TASK STATEMENT:
Below are records to repeat exactly. Omit the pictures from the copy.

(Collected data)
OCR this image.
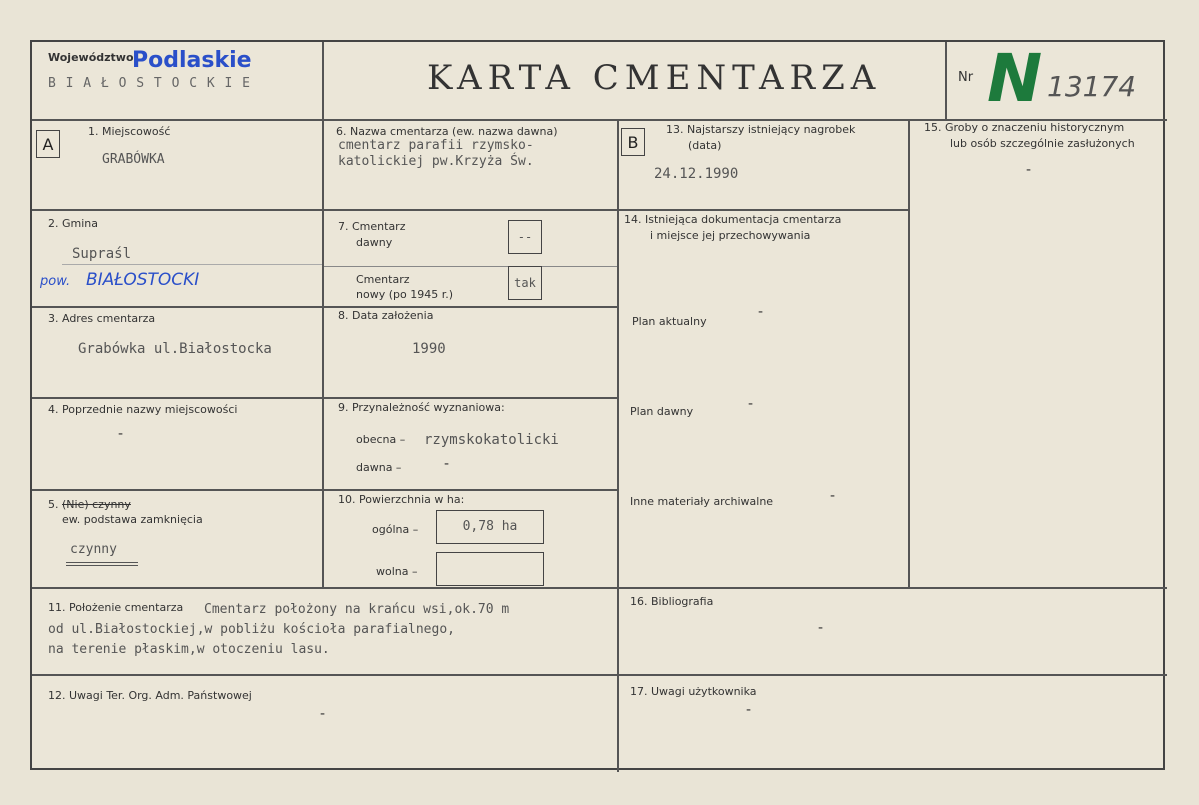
Województwo
Podlaskie
B I A Ł O S T O C K I E	KARTA CMENTARZA	Nr N 13174
A	B
1. Miejscowość
GRABÓWKA
2. Gmina
Supraśl
pow. BIAŁOSTOCKI
3. Adres cmentarza
Grabówka ul.Białostocka
4. Poprzednie nazwy miejscowości
-
5. (Nie) czynny
ew. podstawa zamknięcia
czynny
6. Nazwa cmentarza (ew. nazwa dawna)
cmentarz parafii rzymsko-
katolickiej pw.Krzyża Św.
7. Cmentarz
dawny	--
Cmentarz
nowy (po 1945 r.)
tak
8. Data założenia
1990
9. Przynależność wyznaniowa:
obecna – rzymskokatolicki
dawna –	-
10. Powierzchnia w ha:
ogólna –	0,78 ha
wolna –
11. Położenie cmentarza Cmentarz położony na krańcu wsi,ok.70 m
od ul.Białostockiej,w pobliżu kościoła parafialnego,
na terenie płaskim,w otoczeniu lasu.
12. Uwagi Ter. Org. Adm. Państwowej
-
13. Najstarszy istniejący nagrobek
(data)
24.12.1990
14. Istniejąca dokumentacja cmentarza
i miejsce jej przechowywania
Plan aktualny
-
Plan dawny	-
Inne materiały archiwalne	-
15. Groby o znaczeniu historycznym
lub osób szczególnie zasłużonych
-
16. Bibliografia
-
17. Uwagi użytkownika
-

RESPONSE TO THE TASK:
OCR this image.
Województwo
Podlaskie
B I A Ł O S T O C K I E	KARTA CMENTARZA	Nr N 13174
A	B
1. Miejscowość
GRABÓWKA
2. Gmina
Supraśl
pow. BIAŁOSTOCKI
3. Adres cmentarza
Grabówka ul.Białostocka
4. Poprzednie nazwy miejscowości
-
5. (Nie) czynny
ew. podstawa zamknięcia
czynny
6. Nazwa cmentarza (ew. nazwa dawna)
cmentarz parafii rzymsko-
katolickiej pw.Krzyża Św.
7. Cmentarz
dawny	--
Cmentarz
nowy (po 1945 r.)
tak
8. Data założenia
1990
9. Przynależność wyznaniowa:
obecna – rzymskokatolicki
dawna –	-
10. Powierzchnia w ha:
ogólna –	0,78 ha
wolna –
11. Położenie cmentarza Cmentarz położony na krańcu wsi,ok.70 m
od ul.Białostockiej,w pobliżu kościoła parafialnego,
na terenie płaskim,w otoczeniu lasu.
12. Uwagi Ter. Org. Adm. Państwowej
-
13. Najstarszy istniejący nagrobek
(data)
24.12.1990
14. Istniejąca dokumentacja cmentarza
i miejsce jej przechowywania
Plan aktualny
-
Plan dawny	-
Inne materiały archiwalne	-
15. Groby o znaczeniu historycznym
lub osób szczególnie zasłużonych
-
16. Bibliografia
-
17. Uwagi użytkownika
-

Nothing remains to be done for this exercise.